Your task is to locate every line holding the string "Decentraland" and to copy each of them.

===== INPUT DATA

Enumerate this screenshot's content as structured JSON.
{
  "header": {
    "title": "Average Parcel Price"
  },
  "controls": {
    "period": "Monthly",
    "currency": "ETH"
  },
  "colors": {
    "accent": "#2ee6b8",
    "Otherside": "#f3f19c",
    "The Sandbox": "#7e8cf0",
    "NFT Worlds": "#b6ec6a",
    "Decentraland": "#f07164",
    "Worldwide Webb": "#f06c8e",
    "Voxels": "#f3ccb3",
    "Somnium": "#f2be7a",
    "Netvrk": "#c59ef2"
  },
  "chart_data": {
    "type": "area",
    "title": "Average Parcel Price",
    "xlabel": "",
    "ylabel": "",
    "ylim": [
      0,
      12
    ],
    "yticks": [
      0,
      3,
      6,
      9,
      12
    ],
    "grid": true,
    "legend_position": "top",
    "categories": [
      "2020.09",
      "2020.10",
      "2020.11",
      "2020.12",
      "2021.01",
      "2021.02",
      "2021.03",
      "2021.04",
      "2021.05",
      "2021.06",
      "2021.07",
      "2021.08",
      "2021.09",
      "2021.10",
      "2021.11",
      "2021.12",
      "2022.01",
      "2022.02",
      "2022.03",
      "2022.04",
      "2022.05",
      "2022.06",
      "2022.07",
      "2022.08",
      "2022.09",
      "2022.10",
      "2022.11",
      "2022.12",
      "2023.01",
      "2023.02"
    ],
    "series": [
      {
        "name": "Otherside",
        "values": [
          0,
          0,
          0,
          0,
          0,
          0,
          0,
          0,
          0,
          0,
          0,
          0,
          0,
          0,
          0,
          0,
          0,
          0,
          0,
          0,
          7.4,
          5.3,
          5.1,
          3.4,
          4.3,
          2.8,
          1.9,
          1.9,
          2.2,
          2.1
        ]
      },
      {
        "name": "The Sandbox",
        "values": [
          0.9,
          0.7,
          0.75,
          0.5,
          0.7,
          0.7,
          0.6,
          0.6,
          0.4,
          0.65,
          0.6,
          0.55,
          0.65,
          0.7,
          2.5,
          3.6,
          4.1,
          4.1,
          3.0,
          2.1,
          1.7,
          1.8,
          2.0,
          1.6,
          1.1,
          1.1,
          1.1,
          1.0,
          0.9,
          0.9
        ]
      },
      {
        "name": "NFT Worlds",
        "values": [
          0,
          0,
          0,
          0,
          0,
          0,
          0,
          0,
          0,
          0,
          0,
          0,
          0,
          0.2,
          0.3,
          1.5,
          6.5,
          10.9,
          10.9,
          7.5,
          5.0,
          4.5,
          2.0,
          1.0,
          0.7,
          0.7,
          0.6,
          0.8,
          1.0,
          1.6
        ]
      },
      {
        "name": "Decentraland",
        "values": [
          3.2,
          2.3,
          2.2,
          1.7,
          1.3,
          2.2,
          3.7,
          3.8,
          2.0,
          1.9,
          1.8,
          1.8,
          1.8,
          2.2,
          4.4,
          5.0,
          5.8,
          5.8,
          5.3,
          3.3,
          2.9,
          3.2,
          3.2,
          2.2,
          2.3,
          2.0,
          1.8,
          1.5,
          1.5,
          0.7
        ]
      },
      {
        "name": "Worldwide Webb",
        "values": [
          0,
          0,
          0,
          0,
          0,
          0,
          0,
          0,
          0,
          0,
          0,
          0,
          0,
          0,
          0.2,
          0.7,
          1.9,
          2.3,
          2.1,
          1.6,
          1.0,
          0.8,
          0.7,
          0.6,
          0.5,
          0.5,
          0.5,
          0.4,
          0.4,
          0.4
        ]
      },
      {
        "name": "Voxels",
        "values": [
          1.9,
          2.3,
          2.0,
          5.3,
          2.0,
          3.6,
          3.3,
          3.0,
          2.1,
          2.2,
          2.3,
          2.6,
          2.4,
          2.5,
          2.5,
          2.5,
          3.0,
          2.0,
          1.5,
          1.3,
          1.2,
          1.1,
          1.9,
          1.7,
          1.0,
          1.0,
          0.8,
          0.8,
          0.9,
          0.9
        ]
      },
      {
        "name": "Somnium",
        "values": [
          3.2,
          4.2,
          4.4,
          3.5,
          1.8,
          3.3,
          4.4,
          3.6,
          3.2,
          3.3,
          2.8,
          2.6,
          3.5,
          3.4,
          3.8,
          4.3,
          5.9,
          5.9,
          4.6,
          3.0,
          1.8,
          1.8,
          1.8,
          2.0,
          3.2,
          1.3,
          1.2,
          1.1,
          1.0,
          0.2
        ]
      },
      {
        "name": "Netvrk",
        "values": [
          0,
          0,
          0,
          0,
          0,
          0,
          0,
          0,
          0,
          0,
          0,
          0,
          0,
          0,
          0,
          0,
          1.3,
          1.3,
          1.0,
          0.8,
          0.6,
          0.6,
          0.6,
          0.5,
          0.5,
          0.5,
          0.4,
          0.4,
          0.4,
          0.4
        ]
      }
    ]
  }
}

==========

*RESPONSE FOR THIS EXERCISE*:
    "Decentraland": "#f07164",
        "name": "Decentraland",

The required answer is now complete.